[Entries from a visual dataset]
================================
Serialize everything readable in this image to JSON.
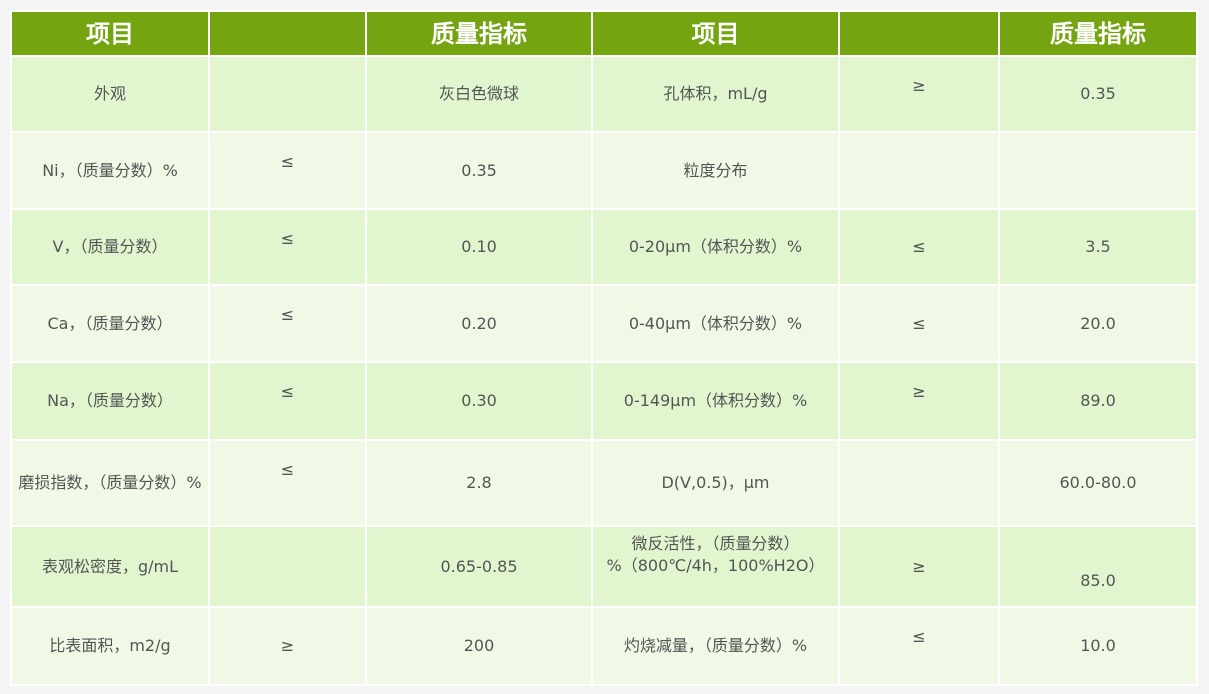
{
  "header": [
    "项目",
    "",
    "质量指标",
    "项目",
    "",
    "质量指标"
  ],
  "rows": [
    [
      "外观",
      "",
      "灰白色微球",
      "孔体积，mL/g",
      "≥",
      "0.35"
    ],
    [
      "Ni，（质量分数）%",
      "≤",
      "0.35",
      "粒度分布",
      "",
      ""
    ],
    [
      "V，（质量分数）",
      "≤",
      "0.10",
      "0-20μm（体积分数）%",
      "≤",
      "3.5"
    ],
    [
      "Ca，（质量分数）",
      "≤",
      "0.20",
      "0-40μm（体积分数）%",
      "≤",
      "20.0"
    ],
    [
      "Na，（质量分数）",
      "≤",
      "0.30",
      "0-149μm（体积分数）%",
      "≥",
      "89.0"
    ],
    [
      "磨损指数，（质量分数）%",
      "≤",
      "2.8",
      "D(V,0.5)，μm",
      "",
      "60.0-80.0"
    ],
    [
      "表观松密度，g/mL",
      "",
      "0.65-0.85",
      "微反活性，（质量分数）%（800℃/4h，100%H2O）",
      "≥",
      "85.0"
    ],
    [
      "比表面积，m2/g",
      "≥",
      "200",
      "灼烧减量，（质量分数）%",
      "≤",
      "10.0"
    ]
  ],
  "colors": {
    "header": "#74a410",
    "row_a": "#e1f6ce",
    "row_b": "#f0f9e6"
  }
}
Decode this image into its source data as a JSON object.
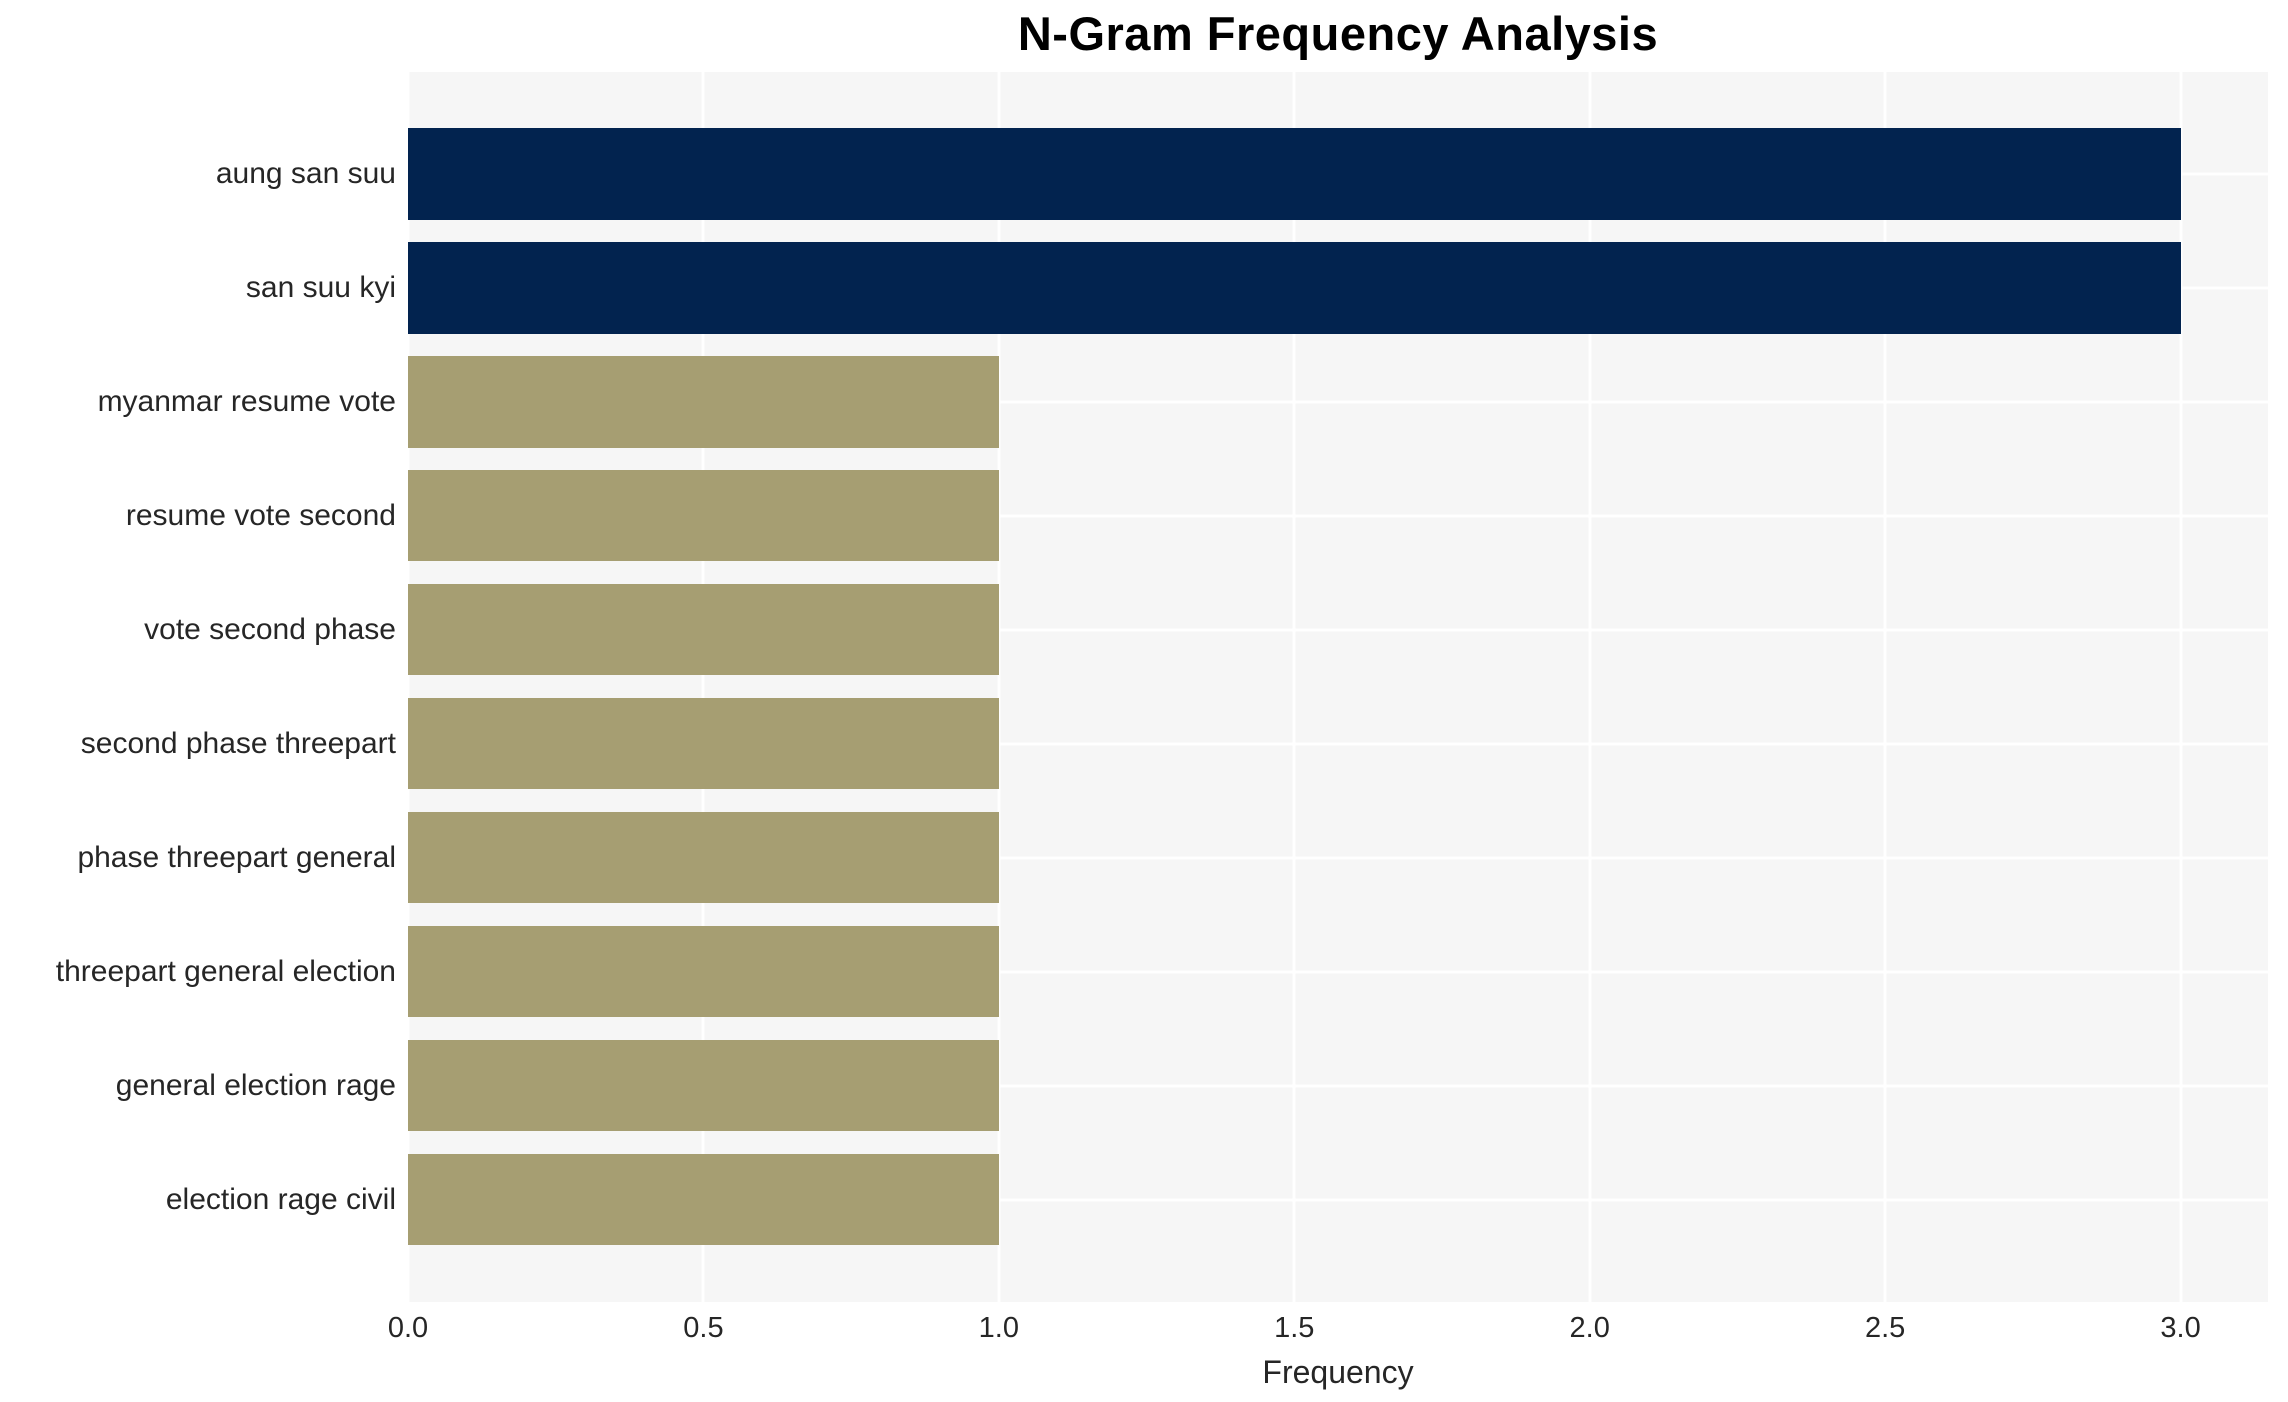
{
  "chart_data": {
    "type": "bar",
    "orientation": "horizontal",
    "title": "N-Gram Frequency Analysis",
    "xlabel": "Frequency",
    "ylabel": "",
    "categories": [
      "aung san suu",
      "san suu kyi",
      "myanmar resume vote",
      "resume vote second",
      "vote second phase",
      "second phase threepart",
      "phase threepart general",
      "threepart general election",
      "general election rage",
      "election rage civil"
    ],
    "values": [
      3,
      3,
      1,
      1,
      1,
      1,
      1,
      1,
      1,
      1
    ],
    "bar_colors": [
      "#02234F",
      "#02234F",
      "#A69E72",
      "#A69E72",
      "#A69E72",
      "#A69E72",
      "#A69E72",
      "#A69E72",
      "#A69E72",
      "#A69E72"
    ],
    "xlim": [
      0,
      3.148
    ],
    "xticks": [
      0.0,
      0.5,
      1.0,
      1.5,
      2.0,
      2.5,
      3.0
    ],
    "xtick_labels": [
      "0.0",
      "0.5",
      "1.0",
      "1.5",
      "2.0",
      "2.5",
      "3.0"
    ],
    "grid": true,
    "legend_position": "none",
    "colors": {
      "bar_high": "#02234F",
      "bar_low": "#A69E72",
      "plot_background": "#F6F6F6",
      "gridline": "#FFFFFF",
      "tick_text": "#262626",
      "title_text": "#000000",
      "figure_background": "#FFFFFF"
    }
  }
}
================================
**PROBLEM DETAILS:** Write out all the records again, exactly, minus any pictures.

**PROBLEM SOLUTION:**
Serialize everything readable in this image to JSON.
{
  "header": [
    "项目",
    "",
    "质量指标",
    "项目",
    "",
    "质量指标"
  ],
  "rows": [
    [
      "外观",
      "",
      "灰白色微球",
      "孔体积，mL/g",
      "≥",
      "0.35"
    ],
    [
      "Ni，（质量分数）%",
      "≤",
      "0.35",
      "粒度分布",
      "",
      ""
    ],
    [
      "V，（质量分数）",
      "≤",
      "0.10",
      "0-20μm（体积分数）%",
      "≤",
      "3.5"
    ],
    [
      "Ca，（质量分数）",
      "≤",
      "0.20",
      "0-40μm（体积分数）%",
      "≤",
      "20.0"
    ],
    [
      "Na，（质量分数）",
      "≤",
      "0.30",
      "0-149μm（体积分数）%",
      "≥",
      "89.0"
    ],
    [
      "磨损指数，（质量分数）%",
      "≤",
      "2.8",
      "D(V,0.5)，μm",
      "",
      "60.0-80.0"
    ],
    [
      "表观松密度，g/mL",
      "",
      "0.65-0.85",
      "微反活性，（质量分数）%（800℃/4h，100%H2O）",
      "≥",
      "85.0"
    ],
    [
      "比表面积，m2/g",
      "≥",
      "200",
      "灼烧减量，（质量分数）%",
      "≤",
      "10.0"
    ]
  ],
  "colors": {
    "header": "#74a410",
    "row_a": "#e1f6ce",
    "row_b": "#f0f9e6"
  }
}
Decode this image into its source data as a JSON object.
{
  "chart_data": {
    "type": "bar",
    "orientation": "horizontal",
    "title": "N-Gram Frequency Analysis",
    "xlabel": "Frequency",
    "ylabel": "",
    "categories": [
      "aung san suu",
      "san suu kyi",
      "myanmar resume vote",
      "resume vote second",
      "vote second phase",
      "second phase threepart",
      "phase threepart general",
      "threepart general election",
      "general election rage",
      "election rage civil"
    ],
    "values": [
      3,
      3,
      1,
      1,
      1,
      1,
      1,
      1,
      1,
      1
    ],
    "bar_colors": [
      "#02234F",
      "#02234F",
      "#A69E72",
      "#A69E72",
      "#A69E72",
      "#A69E72",
      "#A69E72",
      "#A69E72",
      "#A69E72",
      "#A69E72"
    ],
    "xlim": [
      0,
      3.148
    ],
    "xticks": [
      0.0,
      0.5,
      1.0,
      1.5,
      2.0,
      2.5,
      3.0
    ],
    "xtick_labels": [
      "0.0",
      "0.5",
      "1.0",
      "1.5",
      "2.0",
      "2.5",
      "3.0"
    ],
    "grid": true,
    "legend_position": "none",
    "colors": {
      "bar_high": "#02234F",
      "bar_low": "#A69E72",
      "plot_background": "#F6F6F6",
      "gridline": "#FFFFFF",
      "tick_text": "#262626",
      "title_text": "#000000",
      "figure_background": "#FFFFFF"
    }
  }
}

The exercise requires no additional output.